◆ **Excerpted data**:
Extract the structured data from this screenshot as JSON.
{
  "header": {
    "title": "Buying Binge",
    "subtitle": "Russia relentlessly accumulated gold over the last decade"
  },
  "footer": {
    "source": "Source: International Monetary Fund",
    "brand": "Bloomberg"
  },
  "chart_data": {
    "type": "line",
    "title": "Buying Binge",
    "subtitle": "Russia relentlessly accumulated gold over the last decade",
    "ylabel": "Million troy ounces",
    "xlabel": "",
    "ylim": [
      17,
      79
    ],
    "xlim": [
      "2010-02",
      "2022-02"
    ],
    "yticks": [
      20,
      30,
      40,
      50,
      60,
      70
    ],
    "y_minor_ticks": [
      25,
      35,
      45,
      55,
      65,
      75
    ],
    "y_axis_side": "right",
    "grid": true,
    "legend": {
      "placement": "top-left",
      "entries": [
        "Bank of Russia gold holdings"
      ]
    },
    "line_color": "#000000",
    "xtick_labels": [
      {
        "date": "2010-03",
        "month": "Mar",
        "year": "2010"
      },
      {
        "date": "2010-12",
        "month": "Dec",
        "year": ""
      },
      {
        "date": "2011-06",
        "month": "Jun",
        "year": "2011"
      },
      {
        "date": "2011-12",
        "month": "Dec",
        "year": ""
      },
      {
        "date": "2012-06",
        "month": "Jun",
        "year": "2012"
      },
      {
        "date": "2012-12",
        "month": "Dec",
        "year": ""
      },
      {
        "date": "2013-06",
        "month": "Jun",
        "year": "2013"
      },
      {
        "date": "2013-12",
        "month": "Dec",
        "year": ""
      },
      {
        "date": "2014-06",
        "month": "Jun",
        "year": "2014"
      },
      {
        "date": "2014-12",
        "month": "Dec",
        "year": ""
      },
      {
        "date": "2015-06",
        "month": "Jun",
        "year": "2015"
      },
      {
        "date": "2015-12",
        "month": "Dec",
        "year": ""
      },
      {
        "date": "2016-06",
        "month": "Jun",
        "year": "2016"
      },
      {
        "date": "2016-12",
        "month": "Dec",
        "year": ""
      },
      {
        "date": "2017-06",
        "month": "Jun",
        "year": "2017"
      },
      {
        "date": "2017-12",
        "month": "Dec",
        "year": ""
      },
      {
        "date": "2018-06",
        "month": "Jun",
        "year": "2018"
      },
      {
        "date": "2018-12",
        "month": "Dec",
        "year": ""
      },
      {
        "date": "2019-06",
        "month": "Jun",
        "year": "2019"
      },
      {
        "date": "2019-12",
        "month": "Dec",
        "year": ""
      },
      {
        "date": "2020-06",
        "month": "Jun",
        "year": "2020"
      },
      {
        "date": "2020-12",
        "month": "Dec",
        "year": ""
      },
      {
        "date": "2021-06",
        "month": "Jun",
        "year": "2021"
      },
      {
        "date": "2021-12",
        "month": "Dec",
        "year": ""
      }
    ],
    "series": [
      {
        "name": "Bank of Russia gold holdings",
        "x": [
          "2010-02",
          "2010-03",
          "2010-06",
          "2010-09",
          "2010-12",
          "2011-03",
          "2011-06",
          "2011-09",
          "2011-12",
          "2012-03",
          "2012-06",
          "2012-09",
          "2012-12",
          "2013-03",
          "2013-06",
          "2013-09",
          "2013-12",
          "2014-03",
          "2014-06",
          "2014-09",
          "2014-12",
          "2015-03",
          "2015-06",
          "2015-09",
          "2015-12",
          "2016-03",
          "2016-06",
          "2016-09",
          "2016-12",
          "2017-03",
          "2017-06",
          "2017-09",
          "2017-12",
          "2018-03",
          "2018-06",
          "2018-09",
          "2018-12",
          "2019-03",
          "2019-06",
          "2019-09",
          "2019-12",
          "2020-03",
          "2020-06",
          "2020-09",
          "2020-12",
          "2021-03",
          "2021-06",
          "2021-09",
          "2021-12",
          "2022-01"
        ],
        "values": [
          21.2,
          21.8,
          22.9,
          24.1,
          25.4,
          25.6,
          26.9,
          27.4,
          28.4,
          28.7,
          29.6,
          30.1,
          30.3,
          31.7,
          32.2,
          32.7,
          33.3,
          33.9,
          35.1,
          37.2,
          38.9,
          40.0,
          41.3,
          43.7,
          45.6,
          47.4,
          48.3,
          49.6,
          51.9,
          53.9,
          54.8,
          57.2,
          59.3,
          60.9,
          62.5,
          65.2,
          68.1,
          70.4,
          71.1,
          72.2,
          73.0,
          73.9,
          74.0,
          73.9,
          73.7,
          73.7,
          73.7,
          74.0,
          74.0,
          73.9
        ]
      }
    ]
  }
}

--

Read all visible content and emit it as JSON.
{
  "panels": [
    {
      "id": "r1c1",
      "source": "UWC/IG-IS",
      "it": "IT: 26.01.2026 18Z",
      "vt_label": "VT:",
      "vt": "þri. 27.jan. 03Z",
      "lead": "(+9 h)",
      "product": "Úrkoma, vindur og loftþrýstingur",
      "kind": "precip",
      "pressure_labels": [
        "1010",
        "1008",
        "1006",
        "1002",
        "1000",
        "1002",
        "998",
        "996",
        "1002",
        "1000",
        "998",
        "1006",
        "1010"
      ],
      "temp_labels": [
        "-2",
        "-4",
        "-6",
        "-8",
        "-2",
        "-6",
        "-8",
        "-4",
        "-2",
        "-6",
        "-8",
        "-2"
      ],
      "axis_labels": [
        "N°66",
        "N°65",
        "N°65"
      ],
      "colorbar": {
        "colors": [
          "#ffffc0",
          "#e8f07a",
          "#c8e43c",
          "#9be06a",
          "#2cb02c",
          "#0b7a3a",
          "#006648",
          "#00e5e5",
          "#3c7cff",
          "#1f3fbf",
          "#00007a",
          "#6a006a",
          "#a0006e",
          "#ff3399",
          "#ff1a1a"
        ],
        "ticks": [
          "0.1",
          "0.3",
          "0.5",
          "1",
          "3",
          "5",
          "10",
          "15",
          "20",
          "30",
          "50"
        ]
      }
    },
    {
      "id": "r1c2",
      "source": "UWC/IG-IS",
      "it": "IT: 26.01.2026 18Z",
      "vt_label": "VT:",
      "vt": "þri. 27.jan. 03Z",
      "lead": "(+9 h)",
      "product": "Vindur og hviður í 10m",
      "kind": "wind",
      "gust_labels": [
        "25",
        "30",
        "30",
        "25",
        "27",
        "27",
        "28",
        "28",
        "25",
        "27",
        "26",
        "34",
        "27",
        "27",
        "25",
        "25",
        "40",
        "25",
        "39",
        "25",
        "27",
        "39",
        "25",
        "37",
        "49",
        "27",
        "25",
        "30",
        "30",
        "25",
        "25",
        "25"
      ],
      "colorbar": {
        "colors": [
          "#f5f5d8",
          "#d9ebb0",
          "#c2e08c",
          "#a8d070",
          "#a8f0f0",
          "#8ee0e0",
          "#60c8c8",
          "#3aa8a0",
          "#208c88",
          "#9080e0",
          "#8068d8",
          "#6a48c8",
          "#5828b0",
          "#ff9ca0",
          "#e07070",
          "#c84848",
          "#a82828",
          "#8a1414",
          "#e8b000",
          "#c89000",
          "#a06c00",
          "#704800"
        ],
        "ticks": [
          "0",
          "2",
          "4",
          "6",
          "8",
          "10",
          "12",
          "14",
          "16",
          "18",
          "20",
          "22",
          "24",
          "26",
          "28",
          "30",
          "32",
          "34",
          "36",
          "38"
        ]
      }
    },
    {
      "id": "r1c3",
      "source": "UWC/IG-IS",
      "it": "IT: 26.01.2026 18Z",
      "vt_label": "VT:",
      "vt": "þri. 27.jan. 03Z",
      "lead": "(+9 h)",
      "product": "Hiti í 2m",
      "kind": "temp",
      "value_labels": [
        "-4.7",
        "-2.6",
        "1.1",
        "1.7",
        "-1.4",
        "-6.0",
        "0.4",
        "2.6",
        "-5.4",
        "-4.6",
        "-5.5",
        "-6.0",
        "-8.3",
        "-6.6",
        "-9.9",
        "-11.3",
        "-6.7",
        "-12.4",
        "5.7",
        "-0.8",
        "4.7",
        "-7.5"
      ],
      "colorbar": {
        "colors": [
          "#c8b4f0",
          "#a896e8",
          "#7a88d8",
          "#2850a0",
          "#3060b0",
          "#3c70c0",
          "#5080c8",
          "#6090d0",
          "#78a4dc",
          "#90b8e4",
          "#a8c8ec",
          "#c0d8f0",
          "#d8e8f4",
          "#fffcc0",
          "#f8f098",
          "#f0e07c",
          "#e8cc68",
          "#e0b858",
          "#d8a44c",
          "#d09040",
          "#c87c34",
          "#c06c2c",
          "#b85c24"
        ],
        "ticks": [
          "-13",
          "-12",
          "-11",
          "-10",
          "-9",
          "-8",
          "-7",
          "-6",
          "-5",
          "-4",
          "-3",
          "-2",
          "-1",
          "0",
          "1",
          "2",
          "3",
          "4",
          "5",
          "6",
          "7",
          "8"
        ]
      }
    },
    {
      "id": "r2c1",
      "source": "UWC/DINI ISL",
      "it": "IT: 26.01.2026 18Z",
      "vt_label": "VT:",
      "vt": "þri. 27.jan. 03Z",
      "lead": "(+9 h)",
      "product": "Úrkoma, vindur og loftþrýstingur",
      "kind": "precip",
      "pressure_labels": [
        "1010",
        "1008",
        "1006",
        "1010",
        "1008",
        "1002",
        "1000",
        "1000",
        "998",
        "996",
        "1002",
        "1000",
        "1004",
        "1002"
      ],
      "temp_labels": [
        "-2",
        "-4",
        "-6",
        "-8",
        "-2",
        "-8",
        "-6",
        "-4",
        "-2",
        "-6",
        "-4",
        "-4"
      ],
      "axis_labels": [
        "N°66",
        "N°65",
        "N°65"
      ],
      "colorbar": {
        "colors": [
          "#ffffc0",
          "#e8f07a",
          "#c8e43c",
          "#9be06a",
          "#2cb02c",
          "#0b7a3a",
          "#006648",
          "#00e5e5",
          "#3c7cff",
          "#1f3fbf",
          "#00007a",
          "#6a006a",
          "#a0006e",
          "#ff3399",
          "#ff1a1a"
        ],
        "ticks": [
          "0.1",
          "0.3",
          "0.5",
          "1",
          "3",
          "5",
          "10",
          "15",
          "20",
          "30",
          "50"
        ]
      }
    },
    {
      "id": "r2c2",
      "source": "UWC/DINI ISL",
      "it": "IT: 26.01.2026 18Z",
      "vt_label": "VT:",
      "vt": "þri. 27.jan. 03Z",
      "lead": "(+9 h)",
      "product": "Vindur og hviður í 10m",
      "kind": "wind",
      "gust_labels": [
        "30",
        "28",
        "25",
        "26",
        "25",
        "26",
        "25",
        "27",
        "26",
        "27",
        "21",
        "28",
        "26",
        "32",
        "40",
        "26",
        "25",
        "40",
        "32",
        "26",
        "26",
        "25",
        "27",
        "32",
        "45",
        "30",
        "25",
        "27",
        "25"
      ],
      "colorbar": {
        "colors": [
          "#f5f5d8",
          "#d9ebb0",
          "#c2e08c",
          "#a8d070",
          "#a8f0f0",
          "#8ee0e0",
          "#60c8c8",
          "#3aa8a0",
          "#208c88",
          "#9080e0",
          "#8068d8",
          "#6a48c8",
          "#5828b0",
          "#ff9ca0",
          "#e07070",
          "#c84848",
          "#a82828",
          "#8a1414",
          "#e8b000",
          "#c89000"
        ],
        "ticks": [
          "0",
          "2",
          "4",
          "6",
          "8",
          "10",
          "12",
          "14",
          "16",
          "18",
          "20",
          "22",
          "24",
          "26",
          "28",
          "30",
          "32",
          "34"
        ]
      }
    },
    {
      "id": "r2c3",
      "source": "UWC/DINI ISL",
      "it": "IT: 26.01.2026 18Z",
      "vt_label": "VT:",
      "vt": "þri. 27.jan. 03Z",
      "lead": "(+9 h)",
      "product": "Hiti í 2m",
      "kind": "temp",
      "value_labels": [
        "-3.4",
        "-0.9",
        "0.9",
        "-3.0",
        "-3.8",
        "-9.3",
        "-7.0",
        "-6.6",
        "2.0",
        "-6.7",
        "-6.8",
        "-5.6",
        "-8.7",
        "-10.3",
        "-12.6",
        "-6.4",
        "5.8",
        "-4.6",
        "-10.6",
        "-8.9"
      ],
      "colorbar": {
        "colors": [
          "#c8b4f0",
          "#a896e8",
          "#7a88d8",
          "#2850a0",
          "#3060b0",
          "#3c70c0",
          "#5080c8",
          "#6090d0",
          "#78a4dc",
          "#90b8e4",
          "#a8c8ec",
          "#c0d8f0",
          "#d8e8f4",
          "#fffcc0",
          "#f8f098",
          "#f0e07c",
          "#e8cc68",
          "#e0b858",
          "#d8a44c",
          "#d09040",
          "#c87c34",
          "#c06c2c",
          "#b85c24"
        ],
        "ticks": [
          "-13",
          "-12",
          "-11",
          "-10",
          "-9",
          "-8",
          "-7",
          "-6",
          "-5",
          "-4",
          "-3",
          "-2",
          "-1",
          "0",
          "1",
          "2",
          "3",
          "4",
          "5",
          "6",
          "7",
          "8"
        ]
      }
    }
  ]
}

--

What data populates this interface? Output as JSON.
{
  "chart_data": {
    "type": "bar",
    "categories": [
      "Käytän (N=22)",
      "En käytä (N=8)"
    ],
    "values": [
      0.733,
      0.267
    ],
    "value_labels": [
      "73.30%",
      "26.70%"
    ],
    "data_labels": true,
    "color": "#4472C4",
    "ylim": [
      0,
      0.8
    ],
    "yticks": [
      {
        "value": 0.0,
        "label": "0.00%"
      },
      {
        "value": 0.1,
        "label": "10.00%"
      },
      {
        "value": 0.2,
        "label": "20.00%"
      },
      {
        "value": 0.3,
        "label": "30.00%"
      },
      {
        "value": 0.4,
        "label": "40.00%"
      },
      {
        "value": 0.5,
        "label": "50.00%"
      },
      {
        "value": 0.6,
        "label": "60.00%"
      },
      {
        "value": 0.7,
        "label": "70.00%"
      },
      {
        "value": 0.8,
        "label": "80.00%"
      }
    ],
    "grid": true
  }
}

◆ **What to work on**:
Check each line above for the string "Russia", then copy the ones that have it.

◆ **Exercise output**:
    "subtitle": "Russia relentlessly accumulated gold over the last decade"
    "subtitle": "Russia relentlessly accumulated gold over the last decade",
        "Bank of Russia gold holdings"
        "name": "Bank of Russia gold holdings",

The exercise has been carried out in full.